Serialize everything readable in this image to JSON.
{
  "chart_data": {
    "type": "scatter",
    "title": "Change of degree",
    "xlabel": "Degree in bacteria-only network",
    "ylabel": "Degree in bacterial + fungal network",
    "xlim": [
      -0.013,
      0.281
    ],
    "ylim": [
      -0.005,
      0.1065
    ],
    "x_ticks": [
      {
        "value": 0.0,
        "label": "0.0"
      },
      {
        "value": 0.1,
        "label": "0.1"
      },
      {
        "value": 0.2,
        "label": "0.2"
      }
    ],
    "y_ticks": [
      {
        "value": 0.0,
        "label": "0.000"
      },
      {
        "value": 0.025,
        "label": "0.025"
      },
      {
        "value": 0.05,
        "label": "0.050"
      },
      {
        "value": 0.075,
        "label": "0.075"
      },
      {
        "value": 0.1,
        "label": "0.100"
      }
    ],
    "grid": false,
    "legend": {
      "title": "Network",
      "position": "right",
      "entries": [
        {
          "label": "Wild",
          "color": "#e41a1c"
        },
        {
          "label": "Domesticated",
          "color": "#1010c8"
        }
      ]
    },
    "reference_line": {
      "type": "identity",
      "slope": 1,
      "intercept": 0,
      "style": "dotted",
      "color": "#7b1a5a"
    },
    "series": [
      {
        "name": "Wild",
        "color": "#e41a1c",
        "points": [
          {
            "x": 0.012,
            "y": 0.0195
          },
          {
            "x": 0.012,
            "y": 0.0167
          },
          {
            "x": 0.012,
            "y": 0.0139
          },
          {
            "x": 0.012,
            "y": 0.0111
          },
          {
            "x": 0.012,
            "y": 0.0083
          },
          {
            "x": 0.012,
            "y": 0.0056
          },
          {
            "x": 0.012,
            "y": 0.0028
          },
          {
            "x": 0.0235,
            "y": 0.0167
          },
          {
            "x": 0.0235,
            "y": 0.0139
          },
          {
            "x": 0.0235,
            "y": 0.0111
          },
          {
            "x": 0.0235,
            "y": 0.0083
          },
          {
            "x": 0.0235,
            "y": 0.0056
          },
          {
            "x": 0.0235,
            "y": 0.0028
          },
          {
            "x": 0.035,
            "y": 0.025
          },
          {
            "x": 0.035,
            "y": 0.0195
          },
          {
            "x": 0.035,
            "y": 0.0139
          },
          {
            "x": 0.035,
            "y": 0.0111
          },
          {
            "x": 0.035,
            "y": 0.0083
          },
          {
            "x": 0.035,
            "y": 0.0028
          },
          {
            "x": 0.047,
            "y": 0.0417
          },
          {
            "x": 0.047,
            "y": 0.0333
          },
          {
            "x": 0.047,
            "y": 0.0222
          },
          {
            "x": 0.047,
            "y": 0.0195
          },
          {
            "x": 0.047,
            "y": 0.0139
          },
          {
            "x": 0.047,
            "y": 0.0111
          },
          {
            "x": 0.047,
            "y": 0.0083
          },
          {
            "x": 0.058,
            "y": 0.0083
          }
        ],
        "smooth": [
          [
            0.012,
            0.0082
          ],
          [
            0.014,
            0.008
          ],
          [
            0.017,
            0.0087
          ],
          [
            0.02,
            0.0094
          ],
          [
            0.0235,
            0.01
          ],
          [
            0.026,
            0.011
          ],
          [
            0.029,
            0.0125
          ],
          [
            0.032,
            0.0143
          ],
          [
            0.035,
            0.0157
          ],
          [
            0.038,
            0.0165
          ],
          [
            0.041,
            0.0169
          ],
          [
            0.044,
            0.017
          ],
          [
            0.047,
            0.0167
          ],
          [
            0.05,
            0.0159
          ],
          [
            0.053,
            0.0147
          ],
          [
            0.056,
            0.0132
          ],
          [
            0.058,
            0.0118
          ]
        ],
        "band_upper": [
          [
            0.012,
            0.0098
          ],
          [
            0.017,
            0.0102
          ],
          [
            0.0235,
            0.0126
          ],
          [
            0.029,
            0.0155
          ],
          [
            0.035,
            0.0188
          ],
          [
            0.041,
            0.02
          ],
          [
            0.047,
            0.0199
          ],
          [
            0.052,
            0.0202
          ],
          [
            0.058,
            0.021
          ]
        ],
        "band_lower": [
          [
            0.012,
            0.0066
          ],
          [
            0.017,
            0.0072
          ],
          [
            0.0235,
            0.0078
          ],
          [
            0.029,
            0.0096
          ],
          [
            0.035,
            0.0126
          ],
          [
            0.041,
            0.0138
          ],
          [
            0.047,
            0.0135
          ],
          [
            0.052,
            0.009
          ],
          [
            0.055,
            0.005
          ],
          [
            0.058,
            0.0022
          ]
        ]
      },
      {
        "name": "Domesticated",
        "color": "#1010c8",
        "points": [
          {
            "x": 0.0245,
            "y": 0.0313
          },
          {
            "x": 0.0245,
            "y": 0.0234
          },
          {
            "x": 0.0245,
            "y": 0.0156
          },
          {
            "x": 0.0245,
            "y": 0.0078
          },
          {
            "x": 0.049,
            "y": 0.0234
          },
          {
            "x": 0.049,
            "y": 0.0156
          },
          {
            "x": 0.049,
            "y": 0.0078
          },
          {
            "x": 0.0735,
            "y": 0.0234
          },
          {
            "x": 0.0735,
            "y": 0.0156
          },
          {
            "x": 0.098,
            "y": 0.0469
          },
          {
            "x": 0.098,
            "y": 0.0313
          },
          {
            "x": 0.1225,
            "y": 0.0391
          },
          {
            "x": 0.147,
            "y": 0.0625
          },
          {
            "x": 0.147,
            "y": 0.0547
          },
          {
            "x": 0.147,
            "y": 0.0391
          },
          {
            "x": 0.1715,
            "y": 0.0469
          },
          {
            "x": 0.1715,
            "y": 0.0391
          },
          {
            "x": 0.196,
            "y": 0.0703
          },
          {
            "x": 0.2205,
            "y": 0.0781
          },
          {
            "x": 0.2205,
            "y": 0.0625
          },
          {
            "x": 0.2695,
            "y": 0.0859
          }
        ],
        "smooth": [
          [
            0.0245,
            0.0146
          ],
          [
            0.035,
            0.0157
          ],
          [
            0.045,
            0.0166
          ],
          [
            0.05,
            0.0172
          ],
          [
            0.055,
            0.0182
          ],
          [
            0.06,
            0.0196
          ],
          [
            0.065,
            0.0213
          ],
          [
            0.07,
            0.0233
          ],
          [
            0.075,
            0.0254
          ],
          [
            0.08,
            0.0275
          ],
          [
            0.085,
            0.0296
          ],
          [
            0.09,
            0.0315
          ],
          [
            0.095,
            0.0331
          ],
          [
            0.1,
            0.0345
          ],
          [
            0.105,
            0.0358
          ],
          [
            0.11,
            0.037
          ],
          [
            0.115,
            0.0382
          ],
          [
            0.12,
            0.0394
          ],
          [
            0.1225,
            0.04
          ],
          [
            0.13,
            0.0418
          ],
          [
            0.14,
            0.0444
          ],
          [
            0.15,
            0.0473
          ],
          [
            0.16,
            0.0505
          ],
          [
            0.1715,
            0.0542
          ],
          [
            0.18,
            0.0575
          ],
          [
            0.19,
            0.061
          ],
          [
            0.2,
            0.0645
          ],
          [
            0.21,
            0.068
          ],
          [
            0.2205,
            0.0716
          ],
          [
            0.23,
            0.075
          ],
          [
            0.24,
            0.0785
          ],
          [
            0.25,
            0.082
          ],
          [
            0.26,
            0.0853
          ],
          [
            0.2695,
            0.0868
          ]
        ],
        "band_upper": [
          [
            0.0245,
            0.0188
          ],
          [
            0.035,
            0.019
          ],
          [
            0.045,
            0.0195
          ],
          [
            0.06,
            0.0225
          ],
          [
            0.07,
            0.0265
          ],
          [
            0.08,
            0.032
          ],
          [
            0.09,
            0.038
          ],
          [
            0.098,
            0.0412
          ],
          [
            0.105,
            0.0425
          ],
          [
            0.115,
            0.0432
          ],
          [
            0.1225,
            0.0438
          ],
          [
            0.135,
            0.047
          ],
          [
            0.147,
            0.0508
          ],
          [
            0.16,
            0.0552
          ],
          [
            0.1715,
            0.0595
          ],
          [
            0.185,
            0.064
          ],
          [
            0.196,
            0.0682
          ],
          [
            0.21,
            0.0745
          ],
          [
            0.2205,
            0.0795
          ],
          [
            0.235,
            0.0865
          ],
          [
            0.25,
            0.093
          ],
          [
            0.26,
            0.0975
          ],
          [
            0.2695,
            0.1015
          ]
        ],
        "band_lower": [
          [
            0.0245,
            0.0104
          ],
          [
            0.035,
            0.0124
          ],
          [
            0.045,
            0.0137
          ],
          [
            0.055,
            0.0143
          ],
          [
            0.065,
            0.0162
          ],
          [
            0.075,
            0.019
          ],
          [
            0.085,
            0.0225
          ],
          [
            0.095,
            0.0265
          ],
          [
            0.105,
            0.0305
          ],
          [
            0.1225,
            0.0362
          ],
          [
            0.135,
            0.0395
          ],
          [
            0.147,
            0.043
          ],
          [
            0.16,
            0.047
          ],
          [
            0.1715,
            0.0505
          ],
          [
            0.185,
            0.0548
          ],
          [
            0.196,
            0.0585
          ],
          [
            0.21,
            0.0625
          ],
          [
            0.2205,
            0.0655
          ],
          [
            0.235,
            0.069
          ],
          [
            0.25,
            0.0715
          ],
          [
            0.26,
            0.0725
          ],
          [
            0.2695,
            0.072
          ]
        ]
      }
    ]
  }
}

++++++

Gather each line of the records holding the string "Domesticated".

- Reply:
          "label": "Domesticated",
        "name": "Domesticated",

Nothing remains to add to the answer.